> STATED EXERCISE
Write out the entries, please, from the line containing "Extract the chart's" through their final line, exactly and with nothing else.

> EXTRACTED INFORMATION
◇ ◇ ◇

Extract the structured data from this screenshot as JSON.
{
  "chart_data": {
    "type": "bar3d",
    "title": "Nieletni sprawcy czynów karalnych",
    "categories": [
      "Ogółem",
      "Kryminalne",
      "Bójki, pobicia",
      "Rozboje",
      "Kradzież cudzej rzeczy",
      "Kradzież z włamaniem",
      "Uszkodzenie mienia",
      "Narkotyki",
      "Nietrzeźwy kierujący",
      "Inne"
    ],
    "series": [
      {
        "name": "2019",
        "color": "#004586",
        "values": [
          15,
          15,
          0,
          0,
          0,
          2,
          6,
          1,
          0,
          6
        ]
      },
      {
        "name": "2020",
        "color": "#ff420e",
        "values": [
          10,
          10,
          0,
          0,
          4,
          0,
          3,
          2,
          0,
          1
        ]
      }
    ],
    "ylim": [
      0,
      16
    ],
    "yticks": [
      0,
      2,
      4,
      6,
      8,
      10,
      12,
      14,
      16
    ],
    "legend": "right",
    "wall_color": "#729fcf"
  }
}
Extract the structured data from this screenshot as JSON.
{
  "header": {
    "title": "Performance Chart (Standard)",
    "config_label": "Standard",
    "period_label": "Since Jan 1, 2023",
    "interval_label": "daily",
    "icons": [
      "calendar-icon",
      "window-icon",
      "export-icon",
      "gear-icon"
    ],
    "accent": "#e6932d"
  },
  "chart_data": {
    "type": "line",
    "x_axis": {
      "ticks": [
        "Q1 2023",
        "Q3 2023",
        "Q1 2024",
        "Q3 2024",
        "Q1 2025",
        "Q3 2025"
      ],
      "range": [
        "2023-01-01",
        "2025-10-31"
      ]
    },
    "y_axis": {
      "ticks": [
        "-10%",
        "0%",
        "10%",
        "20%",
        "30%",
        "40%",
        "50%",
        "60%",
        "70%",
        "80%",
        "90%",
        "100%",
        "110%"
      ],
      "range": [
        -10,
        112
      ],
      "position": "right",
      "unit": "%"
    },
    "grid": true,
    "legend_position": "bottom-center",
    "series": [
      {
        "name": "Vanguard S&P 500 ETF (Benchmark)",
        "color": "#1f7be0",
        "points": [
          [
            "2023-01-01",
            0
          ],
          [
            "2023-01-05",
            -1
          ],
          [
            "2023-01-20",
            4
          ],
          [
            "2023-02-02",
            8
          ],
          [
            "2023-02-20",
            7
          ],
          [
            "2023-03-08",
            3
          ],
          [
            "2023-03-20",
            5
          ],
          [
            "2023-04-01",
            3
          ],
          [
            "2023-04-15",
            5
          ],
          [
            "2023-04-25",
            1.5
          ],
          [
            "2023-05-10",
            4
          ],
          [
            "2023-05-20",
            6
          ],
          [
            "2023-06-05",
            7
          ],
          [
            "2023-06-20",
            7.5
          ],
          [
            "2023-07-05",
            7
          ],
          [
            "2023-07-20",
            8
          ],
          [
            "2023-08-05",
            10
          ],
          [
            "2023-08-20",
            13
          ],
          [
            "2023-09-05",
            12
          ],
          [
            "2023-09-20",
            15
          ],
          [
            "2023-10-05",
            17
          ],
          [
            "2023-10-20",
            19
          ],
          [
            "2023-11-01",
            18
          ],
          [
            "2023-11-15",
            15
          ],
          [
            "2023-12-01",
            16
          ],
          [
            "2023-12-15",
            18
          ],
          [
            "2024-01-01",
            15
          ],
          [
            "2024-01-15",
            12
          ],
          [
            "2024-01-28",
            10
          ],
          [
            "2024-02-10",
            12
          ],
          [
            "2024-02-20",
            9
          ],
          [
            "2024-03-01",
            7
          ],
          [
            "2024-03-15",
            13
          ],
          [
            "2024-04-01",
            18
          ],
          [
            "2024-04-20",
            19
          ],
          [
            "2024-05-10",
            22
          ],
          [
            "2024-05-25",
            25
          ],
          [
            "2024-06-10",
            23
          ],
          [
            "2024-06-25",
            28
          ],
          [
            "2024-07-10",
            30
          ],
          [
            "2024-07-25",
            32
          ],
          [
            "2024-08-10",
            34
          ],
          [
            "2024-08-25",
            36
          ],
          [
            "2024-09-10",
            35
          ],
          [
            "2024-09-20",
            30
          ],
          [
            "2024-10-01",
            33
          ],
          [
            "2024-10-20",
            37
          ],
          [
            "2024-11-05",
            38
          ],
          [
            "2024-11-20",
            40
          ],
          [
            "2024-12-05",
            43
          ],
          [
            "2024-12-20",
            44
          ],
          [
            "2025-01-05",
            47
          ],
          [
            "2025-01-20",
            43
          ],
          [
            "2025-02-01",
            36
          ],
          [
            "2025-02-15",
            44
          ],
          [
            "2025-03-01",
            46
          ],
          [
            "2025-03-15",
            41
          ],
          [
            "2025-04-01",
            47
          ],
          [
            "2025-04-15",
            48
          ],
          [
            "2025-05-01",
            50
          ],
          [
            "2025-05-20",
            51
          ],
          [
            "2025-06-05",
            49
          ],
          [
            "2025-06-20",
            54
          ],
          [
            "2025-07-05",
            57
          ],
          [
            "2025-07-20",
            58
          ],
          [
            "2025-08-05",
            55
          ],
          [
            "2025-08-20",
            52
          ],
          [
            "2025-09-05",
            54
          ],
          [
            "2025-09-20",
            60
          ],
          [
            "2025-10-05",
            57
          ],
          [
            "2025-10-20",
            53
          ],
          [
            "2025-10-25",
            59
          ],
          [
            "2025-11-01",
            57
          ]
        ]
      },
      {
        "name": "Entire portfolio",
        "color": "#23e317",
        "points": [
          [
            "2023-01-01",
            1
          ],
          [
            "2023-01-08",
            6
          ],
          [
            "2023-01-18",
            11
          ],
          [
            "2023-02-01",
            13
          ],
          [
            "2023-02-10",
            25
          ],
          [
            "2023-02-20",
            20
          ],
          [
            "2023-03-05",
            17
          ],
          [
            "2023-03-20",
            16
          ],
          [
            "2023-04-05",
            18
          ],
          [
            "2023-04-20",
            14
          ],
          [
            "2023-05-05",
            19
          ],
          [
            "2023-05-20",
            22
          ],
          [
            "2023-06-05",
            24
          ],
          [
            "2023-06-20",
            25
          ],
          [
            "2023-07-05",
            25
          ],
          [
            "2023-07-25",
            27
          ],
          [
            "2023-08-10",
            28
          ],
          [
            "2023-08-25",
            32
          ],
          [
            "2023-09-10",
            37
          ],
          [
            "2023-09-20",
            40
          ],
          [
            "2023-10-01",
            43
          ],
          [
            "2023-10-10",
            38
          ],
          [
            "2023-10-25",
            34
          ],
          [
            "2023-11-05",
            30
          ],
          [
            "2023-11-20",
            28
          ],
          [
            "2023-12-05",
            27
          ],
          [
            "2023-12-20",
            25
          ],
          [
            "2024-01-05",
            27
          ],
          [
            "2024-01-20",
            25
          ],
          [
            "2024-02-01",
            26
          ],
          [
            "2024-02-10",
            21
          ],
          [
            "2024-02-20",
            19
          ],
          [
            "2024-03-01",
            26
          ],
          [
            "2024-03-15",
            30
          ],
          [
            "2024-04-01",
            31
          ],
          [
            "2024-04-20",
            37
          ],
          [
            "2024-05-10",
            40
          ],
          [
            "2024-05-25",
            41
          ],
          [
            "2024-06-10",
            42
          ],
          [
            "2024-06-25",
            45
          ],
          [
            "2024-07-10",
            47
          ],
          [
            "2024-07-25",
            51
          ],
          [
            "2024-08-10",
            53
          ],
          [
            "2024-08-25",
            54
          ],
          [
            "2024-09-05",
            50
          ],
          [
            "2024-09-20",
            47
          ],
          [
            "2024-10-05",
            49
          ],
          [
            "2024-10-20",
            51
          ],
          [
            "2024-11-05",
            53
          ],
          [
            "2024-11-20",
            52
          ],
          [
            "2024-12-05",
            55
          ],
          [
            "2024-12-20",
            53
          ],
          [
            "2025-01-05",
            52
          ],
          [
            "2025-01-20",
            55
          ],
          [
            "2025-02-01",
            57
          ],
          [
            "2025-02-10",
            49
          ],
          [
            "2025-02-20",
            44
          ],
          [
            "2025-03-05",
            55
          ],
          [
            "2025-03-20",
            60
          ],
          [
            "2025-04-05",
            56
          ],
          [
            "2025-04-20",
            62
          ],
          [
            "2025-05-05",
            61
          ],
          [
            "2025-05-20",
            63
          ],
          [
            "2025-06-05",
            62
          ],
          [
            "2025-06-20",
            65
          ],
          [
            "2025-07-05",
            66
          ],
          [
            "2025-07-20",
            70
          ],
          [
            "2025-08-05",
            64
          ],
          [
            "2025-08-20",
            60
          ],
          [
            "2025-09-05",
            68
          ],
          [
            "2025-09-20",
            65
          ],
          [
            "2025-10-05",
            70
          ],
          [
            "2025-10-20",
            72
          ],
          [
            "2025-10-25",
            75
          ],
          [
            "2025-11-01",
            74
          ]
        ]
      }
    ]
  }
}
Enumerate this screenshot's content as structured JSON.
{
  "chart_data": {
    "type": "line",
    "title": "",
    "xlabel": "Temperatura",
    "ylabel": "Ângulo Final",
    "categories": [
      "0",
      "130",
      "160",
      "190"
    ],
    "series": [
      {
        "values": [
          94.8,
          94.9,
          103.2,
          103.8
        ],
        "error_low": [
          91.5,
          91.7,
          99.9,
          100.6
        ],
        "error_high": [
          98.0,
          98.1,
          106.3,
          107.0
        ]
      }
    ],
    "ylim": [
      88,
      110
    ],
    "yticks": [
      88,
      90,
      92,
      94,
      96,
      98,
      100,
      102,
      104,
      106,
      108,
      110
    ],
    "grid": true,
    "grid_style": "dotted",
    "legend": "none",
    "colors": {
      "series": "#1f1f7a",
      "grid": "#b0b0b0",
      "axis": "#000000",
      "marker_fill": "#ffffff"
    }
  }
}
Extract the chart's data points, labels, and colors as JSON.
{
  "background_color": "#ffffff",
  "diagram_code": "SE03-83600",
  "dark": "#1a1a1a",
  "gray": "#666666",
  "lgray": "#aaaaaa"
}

◇ ◇ ◇

> COMPLETED EXERCISE
Extract the chart's data points, labels, and colors as JSON.
{
  "background_color": "#ffffff",
  "diagram_code": "SE03-83600",
  "dark": "#1a1a1a",
  "gray": "#666666",
  "lgray": "#aaaaaa"
}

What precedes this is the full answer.